Stored items:
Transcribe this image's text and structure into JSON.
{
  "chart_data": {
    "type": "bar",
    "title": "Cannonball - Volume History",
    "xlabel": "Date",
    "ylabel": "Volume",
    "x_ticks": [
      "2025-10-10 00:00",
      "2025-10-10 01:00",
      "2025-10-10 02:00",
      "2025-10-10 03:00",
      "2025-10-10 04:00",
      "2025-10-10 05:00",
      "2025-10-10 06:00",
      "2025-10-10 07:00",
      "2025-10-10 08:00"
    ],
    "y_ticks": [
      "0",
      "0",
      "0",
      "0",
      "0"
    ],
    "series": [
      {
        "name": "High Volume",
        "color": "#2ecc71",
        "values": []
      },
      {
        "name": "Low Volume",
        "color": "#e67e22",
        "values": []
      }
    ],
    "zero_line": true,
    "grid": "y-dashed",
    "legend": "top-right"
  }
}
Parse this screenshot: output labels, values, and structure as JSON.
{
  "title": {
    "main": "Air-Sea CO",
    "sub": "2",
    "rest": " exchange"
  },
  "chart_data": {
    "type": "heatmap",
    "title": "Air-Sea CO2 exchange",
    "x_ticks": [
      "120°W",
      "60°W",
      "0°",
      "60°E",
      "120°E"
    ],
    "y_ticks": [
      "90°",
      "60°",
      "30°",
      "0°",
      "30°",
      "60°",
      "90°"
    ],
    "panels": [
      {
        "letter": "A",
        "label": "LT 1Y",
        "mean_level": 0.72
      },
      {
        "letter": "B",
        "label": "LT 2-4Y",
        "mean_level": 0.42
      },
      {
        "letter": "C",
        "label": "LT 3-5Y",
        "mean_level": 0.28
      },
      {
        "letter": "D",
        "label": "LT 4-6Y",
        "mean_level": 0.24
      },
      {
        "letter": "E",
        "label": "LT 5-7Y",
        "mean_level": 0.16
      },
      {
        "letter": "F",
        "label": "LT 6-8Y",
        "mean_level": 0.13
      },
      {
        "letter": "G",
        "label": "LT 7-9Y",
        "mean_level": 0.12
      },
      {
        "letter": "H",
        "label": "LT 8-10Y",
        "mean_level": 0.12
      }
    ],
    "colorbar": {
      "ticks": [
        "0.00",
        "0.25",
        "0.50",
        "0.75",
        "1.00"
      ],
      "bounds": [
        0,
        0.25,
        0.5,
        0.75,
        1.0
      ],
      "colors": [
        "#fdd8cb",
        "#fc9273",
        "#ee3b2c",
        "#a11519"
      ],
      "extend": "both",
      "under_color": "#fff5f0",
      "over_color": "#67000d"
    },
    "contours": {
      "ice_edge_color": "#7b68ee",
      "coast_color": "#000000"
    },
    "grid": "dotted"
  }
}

==

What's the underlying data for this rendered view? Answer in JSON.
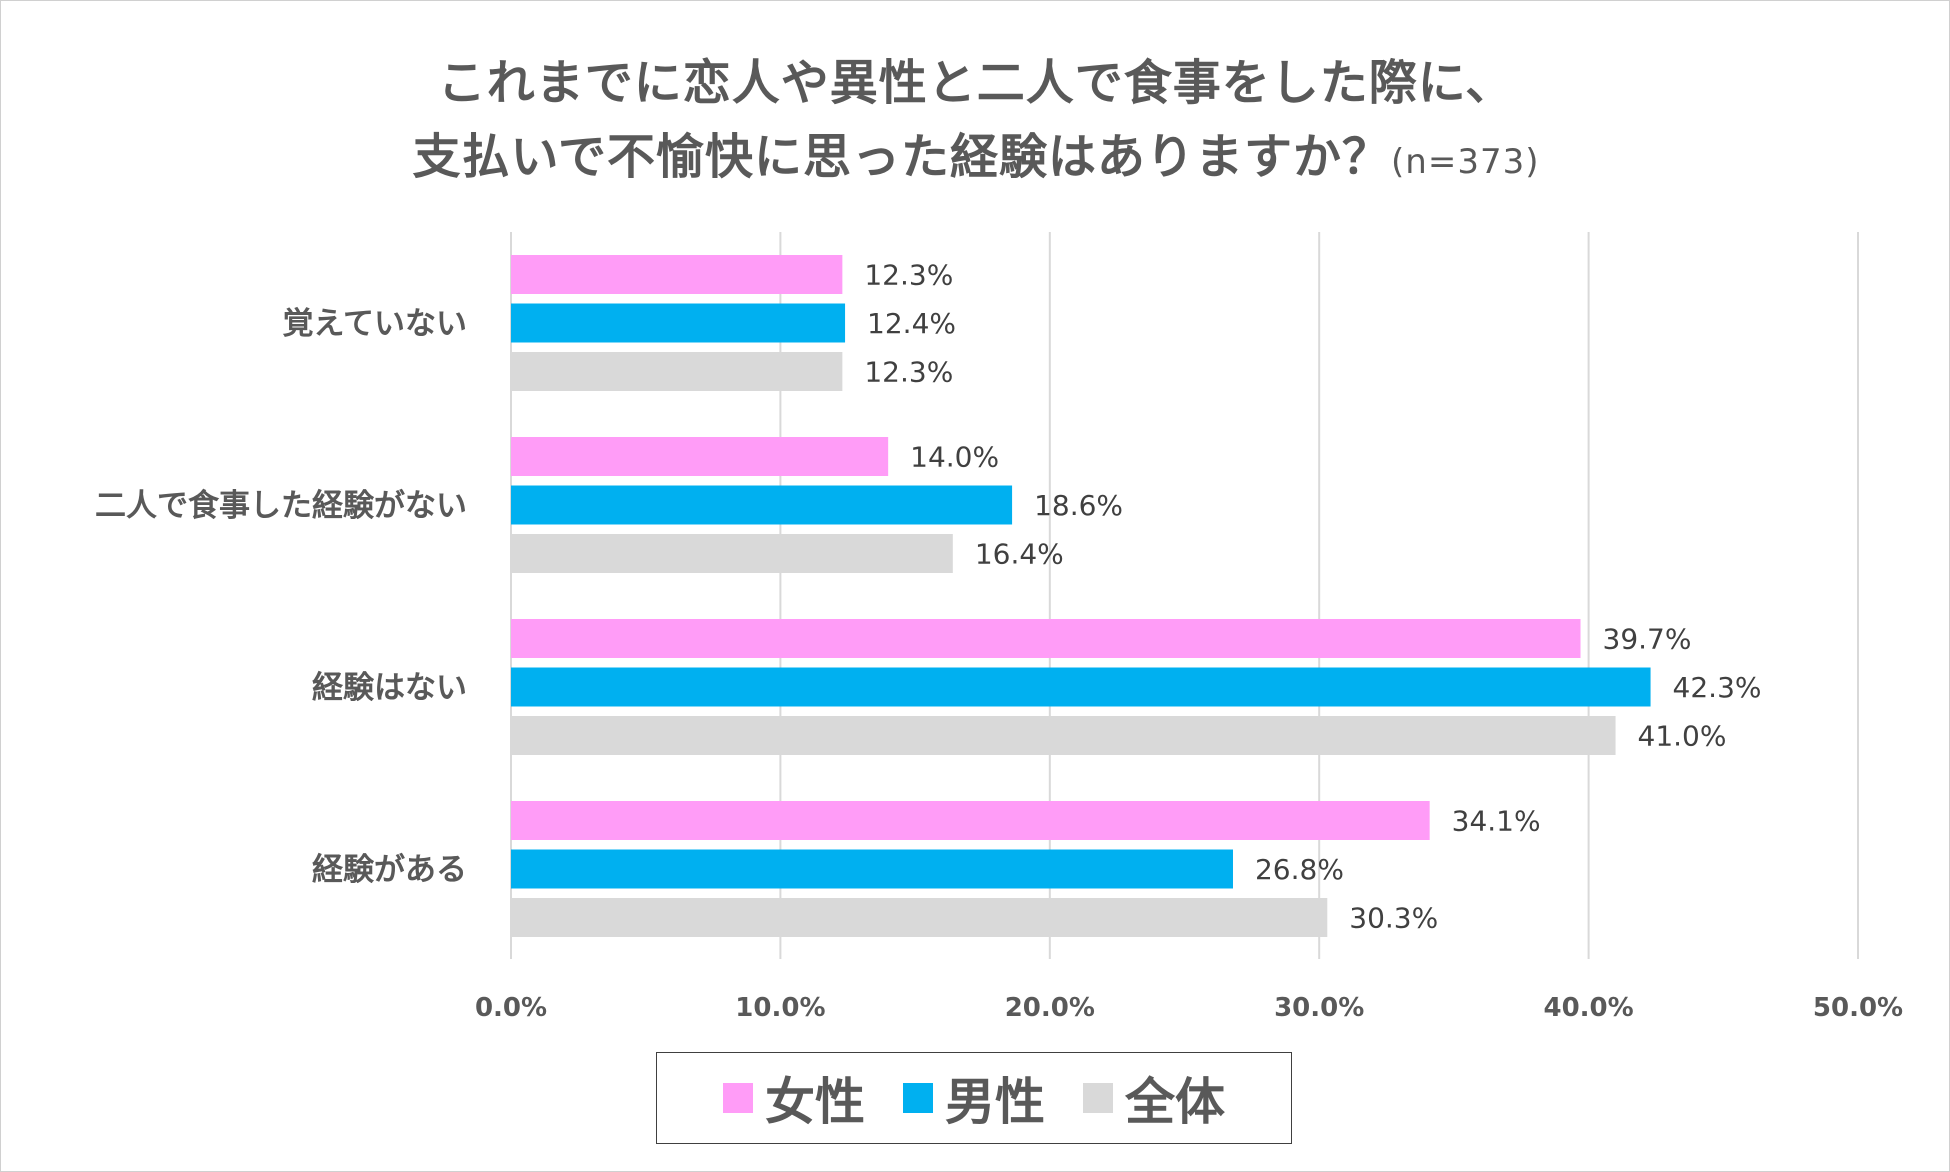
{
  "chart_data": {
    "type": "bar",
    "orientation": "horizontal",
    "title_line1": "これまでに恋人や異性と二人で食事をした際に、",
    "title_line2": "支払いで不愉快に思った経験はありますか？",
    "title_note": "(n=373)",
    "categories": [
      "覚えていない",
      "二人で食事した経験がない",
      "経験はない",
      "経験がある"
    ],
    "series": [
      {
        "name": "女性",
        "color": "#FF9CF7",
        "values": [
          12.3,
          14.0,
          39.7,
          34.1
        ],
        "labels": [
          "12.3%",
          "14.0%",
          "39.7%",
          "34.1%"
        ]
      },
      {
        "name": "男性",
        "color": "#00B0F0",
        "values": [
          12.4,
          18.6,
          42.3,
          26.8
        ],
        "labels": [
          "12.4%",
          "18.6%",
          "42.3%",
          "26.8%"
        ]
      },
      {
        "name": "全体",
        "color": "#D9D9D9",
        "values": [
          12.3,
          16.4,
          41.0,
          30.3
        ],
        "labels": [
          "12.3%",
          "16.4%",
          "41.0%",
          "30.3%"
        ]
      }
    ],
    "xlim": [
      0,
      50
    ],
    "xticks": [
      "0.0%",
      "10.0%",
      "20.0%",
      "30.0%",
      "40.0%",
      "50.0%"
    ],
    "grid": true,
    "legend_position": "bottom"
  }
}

...

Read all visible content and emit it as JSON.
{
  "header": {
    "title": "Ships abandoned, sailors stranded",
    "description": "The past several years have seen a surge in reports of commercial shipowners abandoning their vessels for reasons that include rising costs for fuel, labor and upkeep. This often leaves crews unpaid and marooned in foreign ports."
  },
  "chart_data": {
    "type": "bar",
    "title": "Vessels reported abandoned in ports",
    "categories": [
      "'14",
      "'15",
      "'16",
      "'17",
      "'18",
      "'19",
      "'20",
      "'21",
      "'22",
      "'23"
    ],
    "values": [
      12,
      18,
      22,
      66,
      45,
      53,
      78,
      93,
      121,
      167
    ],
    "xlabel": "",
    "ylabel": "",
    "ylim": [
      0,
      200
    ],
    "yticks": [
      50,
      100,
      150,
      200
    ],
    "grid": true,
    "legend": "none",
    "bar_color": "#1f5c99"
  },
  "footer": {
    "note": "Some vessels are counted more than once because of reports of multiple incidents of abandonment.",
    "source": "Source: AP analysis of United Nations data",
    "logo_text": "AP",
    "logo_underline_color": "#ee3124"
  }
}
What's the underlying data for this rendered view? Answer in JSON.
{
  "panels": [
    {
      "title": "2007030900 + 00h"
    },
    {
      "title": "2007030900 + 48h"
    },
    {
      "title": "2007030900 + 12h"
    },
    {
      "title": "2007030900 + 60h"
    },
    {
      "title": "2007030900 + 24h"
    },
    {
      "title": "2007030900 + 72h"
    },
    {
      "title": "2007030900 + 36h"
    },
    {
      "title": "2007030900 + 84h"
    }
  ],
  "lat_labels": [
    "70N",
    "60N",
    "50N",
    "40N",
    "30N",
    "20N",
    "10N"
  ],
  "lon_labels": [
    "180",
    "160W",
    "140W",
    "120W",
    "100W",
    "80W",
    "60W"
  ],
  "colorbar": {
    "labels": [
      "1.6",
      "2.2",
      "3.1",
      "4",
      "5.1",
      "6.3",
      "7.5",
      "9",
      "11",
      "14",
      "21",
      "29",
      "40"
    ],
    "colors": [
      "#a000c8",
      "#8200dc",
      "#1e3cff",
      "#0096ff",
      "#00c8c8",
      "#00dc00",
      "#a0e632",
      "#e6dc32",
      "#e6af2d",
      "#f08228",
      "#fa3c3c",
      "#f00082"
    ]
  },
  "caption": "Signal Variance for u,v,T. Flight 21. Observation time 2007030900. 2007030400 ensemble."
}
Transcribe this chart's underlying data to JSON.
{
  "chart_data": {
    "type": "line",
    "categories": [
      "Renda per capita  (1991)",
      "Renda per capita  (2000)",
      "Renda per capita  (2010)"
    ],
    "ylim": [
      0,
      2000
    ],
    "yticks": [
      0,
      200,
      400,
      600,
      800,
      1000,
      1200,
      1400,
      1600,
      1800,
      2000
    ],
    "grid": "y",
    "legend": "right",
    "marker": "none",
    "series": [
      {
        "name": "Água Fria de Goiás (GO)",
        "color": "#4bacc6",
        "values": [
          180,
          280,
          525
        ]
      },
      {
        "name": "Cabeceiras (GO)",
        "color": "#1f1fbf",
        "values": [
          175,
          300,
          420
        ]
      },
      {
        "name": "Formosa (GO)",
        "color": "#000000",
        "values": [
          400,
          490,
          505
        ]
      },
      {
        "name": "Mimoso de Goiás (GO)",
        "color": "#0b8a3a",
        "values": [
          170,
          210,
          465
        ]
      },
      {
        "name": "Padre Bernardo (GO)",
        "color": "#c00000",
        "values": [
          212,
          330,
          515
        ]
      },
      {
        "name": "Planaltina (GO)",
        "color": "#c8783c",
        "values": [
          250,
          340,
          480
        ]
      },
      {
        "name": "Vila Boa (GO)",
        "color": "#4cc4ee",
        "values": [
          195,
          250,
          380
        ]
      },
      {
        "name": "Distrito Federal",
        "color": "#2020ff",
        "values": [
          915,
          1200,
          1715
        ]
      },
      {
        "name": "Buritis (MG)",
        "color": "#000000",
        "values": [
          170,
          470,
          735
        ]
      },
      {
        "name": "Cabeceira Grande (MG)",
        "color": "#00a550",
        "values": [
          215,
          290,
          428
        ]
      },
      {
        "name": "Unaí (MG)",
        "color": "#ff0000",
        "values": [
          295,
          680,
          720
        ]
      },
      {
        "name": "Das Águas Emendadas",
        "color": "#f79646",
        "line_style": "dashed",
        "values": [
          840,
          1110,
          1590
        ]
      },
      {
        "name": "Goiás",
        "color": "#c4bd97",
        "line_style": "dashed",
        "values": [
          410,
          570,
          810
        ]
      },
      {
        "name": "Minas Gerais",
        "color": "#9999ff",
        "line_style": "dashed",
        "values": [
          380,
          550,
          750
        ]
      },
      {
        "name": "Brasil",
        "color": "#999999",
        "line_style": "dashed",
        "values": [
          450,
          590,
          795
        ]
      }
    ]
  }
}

◆ Do this ◆
Compute how many lines include the string "Goiás", then give that number by itself.

◆ Correct output ◆
3